Start of DATA PROVIDED

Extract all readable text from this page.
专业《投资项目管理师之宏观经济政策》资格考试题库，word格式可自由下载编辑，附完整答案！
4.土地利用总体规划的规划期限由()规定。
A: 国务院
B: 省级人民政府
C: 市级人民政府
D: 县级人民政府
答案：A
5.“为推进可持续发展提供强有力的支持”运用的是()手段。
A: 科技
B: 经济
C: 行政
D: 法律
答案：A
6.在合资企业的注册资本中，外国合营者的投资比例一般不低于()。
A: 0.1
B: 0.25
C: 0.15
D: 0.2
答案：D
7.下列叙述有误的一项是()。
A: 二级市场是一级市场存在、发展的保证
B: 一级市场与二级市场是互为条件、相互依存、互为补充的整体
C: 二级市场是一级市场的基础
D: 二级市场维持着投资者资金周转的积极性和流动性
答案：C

End of DATA PROVIDED
Start of DATA PROVIDED

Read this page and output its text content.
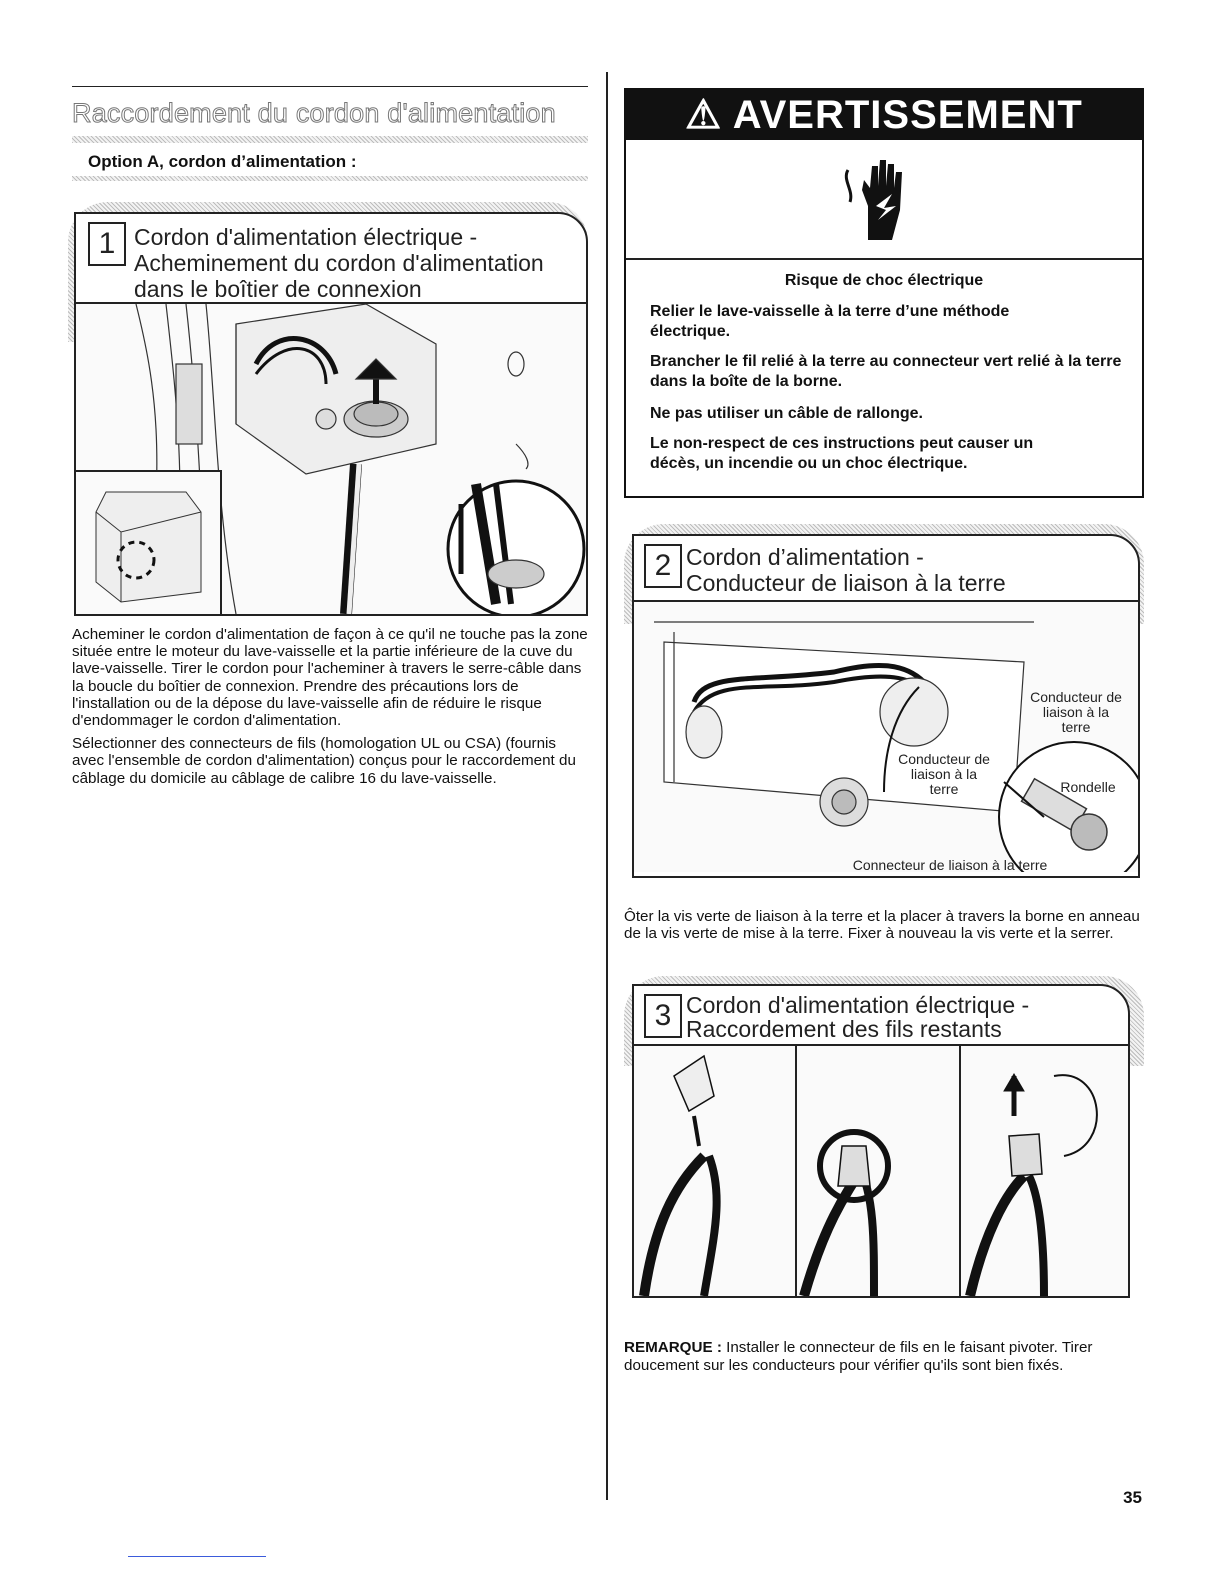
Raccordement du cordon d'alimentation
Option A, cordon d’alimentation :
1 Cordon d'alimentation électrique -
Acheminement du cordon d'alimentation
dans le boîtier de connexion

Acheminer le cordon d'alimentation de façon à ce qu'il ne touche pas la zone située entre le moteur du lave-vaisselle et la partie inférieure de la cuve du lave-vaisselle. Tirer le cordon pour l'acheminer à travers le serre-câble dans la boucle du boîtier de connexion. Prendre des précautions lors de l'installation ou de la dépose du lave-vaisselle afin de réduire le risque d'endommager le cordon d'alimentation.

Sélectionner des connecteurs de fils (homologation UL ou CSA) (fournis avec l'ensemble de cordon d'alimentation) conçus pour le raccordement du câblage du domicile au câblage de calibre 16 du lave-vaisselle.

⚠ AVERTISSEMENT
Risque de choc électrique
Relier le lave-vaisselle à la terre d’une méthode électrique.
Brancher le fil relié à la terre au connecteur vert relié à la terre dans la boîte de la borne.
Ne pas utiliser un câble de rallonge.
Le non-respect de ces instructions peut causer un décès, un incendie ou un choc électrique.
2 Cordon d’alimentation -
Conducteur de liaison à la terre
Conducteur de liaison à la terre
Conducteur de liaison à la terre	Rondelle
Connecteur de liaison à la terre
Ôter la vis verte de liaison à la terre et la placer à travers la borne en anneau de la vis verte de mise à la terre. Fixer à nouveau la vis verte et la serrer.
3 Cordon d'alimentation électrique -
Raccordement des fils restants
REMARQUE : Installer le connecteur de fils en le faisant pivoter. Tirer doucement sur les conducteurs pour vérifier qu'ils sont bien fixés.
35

End of DATA PROVIDED

## WHAT YOU WILL DO
Check each line of the records above for "fils", and copy those that have it.

## TASK RESPONSE
Sélectionner des connecteurs de fils (homologation UL ou CSA) (fournis avec l'ensemble de cordon d'alimentation) conçus pour le raccordement du câblage du domicile au câblage de calibre 16 du lave-vaisselle.
Raccordement des fils restants
REMARQUE : Installer le connecteur de fils en le faisant pivoter. Tirer doucement sur les conducteurs pour vérifier qu'ils sont bien fixés.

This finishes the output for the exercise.